## Text extract

— Begin —

Join our community of smart investors

Cairn for another?

Although its shares have remained range-bound, we still rate the mid-tier energy group's prospects
December 14, 2017

Stop us if you’ve heard this one before. Cairn Energy (CNE) boasts profitable, multi-year production growth, a strong balance sheet, a potential arbitration dispute windfall, and a share price that trades well below the value of its resource-based net asset value. If this sounds familiar, it is because we highlighted these strengths when we made the FTSE 250 oil and gas group our 2017 Value Tip of the Year. Yet the company’s shares are basically flat on that call, despite good operational progress and a steady rebalance in the oil market that should have improved sentiment for all energy stocks.

IC TIP: Buy at 209p
Tip style
Value
Risk rating
Medium
Timescale
Long Term
Bull points

Oil price at $65

Production on stream

Robust balance sheet

Potential dispute windfall

Bear points

No dividend

Project sanction risks

The bump in Brent crude prices around the time of our recommendation at the start of this year always risked facing some resistance. Last month’s rollover of an important agreement to freeze output, brokered by Russia and Saudi Arabia, will no doubt come in for the same doubts as US rigs re-mobilise. Any uncertainty is a negative for a stock like Cairn, much of whose value is tied to the prospect that its long-dated offshore assets will be developed. And without a dividend to speak of, Cairn has been unable to compete for investment capital seeking income, which has been better directed to the likes of BP (BP.) and Royal Dutch Shell (RDSB).

Beneath an indifferent market remains a strong investment case. First, production is set to grow at a clip, and in the near term those increases are set to come from the North Sea. Sure, first oil from the Kraken field, in which Cairn holds a 29.5 per cent working interest, arrived with teething problems related to control systems on the production rig. But this was down to poor expectation management from field operator EnQuest (ENQ), which at the end of November reported the field plan was back on schedule, and that gross rates of output had hit 40,000 barrels of oil a day (bopd).

This will very soon be supplemented by oil and gas from Catcher, operated by another heavily indebted mid-tier player, Premier Oil (PMO). Based on the estimates of analysts at Numis Securities, Cairn’s 20 per cent working interest in the field should entitle it to 10,100 boepd in 2018. Against a forecast oil price of $62, that should provide Cairn with $111m of post-tax cash flow next year. And alongside profitable output from Kraken, that’s the sort of earnings growth profile we think will put Cairn back on the radar of energy investors hungry for cash flows.

— End —

## Directive 1
According to the article on Cairn Energy, what working interest does Cairn hold in the Kraken field?
## Directive 2
Using the article on Cairn Energy, explain why uncertainty in the oil market is a negative for Cairn's stock.

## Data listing
— Begin —

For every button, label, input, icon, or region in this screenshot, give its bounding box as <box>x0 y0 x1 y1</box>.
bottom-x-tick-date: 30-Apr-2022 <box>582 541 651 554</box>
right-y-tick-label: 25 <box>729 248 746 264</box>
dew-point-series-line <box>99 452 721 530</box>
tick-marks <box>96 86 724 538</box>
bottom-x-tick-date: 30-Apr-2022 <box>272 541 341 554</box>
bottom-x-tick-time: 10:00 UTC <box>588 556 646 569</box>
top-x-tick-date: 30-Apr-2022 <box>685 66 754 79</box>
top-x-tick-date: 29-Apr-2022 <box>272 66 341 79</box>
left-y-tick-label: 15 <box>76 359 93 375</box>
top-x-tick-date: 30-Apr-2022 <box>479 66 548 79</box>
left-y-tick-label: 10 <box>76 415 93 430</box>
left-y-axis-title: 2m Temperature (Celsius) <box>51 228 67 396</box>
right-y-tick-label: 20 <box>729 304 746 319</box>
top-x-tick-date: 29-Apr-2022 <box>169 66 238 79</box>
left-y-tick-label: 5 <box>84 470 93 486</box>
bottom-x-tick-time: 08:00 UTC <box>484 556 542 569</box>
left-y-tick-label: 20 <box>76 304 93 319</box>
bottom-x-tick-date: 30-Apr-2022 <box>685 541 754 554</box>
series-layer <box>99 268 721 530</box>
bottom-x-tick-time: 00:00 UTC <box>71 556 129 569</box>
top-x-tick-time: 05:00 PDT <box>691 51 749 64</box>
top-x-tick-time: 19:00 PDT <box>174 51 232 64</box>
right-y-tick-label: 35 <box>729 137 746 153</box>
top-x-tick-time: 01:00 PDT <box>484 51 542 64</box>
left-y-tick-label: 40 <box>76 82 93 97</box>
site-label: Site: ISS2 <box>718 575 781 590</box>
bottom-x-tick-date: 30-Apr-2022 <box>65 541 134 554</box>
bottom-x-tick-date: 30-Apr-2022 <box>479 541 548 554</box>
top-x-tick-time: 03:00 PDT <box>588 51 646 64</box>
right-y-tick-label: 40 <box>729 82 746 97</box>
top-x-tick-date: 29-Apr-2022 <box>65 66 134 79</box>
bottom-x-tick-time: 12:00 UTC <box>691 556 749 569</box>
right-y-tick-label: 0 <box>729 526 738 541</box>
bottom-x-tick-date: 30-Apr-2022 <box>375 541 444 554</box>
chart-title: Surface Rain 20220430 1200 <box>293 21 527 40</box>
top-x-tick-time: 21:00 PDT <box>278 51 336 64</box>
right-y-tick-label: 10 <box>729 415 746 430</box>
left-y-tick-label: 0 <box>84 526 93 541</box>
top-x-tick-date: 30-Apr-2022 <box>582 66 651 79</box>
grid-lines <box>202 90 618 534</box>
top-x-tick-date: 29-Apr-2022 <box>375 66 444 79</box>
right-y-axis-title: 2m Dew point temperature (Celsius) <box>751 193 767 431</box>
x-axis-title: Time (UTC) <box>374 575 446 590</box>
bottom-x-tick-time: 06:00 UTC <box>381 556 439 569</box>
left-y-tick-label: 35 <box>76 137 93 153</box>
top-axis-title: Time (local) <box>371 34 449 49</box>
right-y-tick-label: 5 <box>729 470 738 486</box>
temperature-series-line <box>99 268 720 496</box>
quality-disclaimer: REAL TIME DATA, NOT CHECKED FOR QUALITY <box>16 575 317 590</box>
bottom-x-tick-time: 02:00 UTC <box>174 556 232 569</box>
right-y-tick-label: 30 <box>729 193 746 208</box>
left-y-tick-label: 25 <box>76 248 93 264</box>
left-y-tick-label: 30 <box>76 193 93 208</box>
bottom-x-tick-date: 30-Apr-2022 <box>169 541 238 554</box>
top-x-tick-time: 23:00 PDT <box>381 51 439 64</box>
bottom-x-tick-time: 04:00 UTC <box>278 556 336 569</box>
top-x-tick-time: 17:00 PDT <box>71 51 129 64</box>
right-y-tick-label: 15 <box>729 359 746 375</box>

— End —

## Complete response 1
Cairn holds a 29.5 per cent working interest in the Kraken field.

## Complete response 2
Much of Cairn's value is tied to the prospect that its long-dated offshore assets will be developed. Any uncertainty therefore weighs on the stock.